▸ **Entries provided**
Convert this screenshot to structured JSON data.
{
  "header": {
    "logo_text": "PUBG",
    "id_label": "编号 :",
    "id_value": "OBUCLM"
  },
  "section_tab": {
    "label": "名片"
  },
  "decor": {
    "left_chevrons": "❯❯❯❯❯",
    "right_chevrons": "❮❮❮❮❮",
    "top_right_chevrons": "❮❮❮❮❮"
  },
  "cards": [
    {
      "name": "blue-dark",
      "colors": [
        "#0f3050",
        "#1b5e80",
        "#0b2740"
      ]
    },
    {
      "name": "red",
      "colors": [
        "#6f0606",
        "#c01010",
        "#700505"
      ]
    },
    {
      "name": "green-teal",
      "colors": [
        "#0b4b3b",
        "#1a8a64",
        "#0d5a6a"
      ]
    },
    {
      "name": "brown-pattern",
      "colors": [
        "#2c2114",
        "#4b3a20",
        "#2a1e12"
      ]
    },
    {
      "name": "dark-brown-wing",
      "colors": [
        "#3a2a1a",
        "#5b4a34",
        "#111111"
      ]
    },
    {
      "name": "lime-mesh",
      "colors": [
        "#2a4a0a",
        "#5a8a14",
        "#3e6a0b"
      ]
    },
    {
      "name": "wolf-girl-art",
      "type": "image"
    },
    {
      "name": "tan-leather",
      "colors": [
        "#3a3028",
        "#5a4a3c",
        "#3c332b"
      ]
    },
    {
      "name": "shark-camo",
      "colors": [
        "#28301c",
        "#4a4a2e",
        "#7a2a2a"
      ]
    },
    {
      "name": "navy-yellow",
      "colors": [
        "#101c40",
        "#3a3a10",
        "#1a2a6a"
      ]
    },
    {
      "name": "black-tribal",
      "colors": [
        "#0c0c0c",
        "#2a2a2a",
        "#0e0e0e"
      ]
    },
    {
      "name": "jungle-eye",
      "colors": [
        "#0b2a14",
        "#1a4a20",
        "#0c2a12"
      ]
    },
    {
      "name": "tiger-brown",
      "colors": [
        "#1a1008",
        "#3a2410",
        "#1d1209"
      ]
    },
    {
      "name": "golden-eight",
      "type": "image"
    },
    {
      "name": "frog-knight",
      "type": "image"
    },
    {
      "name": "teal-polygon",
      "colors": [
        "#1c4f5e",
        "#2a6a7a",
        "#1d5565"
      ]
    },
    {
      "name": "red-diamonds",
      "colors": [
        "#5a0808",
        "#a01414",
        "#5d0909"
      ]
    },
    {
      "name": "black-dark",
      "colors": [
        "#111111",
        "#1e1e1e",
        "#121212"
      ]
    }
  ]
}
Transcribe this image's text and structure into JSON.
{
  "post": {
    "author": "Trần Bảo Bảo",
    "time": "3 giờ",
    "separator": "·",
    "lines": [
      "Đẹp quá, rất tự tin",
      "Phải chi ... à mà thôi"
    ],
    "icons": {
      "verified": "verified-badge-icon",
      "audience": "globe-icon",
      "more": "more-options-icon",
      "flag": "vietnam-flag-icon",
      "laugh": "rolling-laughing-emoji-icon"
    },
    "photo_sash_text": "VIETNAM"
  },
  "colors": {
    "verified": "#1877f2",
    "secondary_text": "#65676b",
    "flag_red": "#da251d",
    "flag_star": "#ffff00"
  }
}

* * *

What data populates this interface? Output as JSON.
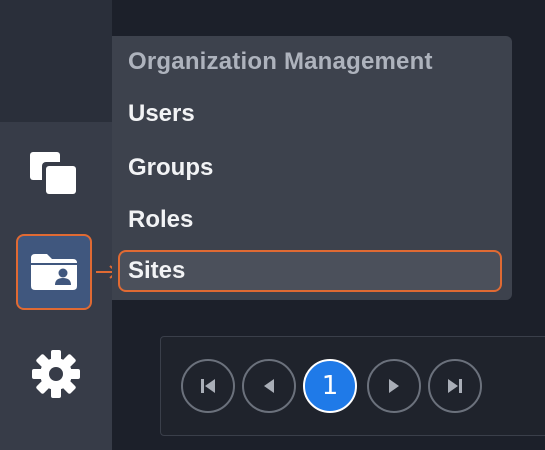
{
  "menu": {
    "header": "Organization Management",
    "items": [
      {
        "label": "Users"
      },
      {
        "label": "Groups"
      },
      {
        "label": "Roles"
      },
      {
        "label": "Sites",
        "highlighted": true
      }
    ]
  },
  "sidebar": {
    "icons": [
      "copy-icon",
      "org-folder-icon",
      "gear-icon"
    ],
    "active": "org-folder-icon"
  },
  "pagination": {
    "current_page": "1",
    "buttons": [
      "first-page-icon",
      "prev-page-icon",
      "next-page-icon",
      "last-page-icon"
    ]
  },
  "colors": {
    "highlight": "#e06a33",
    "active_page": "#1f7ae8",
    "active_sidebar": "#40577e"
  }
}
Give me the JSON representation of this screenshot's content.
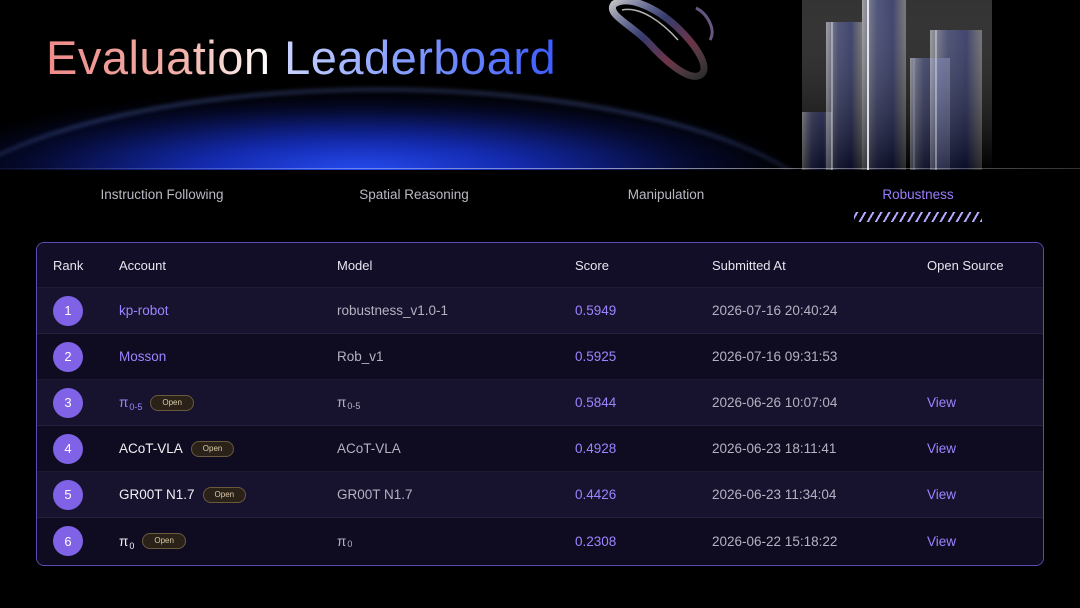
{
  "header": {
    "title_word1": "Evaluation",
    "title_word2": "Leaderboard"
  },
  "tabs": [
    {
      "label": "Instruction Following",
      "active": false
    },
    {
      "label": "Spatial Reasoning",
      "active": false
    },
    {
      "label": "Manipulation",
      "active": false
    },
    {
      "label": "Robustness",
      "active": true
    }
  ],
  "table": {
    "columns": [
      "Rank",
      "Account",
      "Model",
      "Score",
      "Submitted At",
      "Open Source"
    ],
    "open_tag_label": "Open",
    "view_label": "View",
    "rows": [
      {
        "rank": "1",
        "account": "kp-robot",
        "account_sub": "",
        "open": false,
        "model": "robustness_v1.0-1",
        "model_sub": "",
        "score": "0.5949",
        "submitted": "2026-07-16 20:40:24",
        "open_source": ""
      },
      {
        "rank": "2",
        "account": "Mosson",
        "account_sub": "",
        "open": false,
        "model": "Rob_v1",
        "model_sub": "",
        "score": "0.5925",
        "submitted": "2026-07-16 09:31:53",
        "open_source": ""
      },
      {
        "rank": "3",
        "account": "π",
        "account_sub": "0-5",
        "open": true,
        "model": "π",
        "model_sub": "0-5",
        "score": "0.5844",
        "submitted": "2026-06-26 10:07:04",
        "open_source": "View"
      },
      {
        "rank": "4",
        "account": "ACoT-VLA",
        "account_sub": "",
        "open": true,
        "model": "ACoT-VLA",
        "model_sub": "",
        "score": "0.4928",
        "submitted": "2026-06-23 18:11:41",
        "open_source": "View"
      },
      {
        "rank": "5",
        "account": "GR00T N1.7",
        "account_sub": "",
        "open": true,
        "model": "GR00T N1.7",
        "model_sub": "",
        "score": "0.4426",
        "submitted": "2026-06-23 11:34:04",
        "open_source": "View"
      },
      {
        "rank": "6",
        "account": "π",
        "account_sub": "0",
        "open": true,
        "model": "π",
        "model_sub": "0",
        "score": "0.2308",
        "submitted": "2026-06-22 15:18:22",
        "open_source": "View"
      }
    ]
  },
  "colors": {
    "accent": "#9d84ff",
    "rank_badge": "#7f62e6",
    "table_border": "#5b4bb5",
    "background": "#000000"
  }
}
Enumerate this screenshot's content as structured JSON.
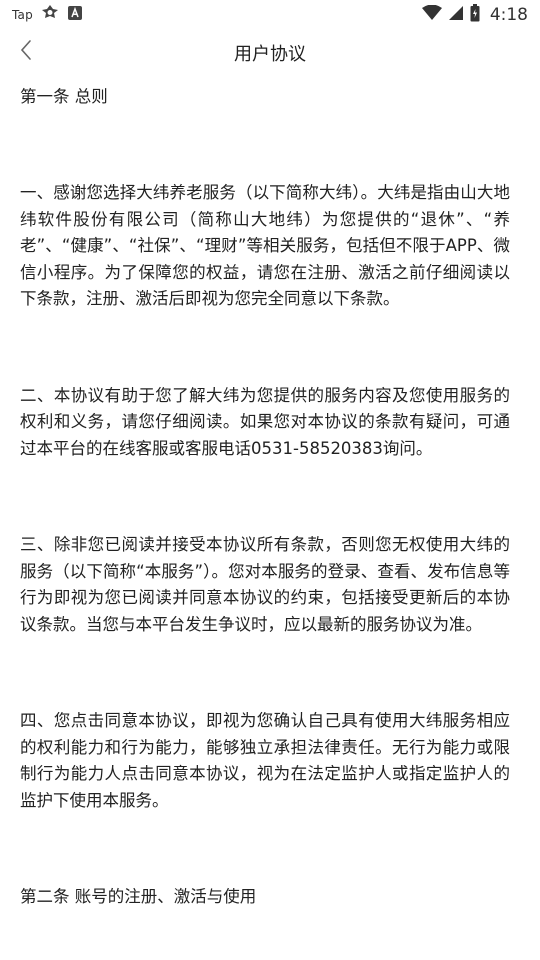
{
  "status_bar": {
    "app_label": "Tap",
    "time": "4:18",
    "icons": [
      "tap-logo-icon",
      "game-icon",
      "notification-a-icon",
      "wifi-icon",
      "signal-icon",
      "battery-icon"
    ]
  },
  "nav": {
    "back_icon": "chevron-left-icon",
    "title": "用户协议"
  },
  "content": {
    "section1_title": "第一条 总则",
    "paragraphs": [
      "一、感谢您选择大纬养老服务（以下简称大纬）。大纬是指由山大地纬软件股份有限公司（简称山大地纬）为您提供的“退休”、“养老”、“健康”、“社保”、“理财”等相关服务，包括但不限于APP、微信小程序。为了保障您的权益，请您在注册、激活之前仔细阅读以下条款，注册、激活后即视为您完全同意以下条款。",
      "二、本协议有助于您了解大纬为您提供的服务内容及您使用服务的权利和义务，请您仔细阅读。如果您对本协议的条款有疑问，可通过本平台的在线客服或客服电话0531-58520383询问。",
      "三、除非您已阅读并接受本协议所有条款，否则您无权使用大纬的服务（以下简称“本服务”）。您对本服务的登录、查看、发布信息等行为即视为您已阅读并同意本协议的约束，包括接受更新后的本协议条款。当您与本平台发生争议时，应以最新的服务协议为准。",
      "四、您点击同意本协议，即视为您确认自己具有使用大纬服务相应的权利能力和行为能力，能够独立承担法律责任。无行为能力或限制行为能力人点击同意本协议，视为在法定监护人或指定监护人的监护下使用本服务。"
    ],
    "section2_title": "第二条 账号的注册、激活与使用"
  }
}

---

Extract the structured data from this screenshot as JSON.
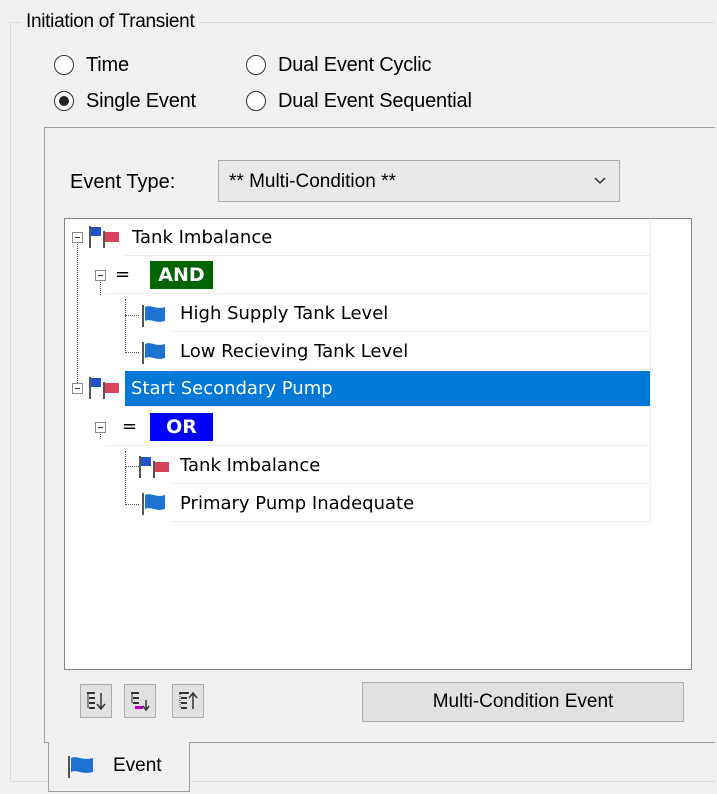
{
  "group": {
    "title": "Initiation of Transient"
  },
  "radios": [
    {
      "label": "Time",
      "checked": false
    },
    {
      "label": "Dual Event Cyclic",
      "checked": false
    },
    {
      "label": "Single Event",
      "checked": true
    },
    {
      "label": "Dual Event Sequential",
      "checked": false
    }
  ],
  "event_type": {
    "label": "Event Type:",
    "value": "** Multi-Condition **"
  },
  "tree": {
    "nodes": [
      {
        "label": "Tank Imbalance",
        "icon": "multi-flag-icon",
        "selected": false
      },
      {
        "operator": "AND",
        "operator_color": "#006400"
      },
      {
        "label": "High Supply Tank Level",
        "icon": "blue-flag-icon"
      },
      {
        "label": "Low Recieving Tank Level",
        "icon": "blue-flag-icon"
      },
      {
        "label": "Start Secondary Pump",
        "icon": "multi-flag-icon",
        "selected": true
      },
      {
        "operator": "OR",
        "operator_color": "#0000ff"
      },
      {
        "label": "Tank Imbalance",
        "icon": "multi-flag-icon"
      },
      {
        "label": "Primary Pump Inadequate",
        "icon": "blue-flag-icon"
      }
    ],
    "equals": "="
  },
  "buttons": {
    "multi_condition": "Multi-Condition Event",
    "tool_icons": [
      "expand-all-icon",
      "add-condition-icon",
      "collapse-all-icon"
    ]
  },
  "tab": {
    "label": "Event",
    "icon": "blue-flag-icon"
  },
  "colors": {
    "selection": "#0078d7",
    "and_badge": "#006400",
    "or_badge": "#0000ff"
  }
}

▸ **Requirements**
Collect every line from the records above that contains the word "Tank".

▸ **Solution to this exercise**
        "label": "Tank Imbalance",
        "label": "High Supply Tank Level",
        "label": "Low Recieving Tank Level",
        "label": "Tank Imbalance",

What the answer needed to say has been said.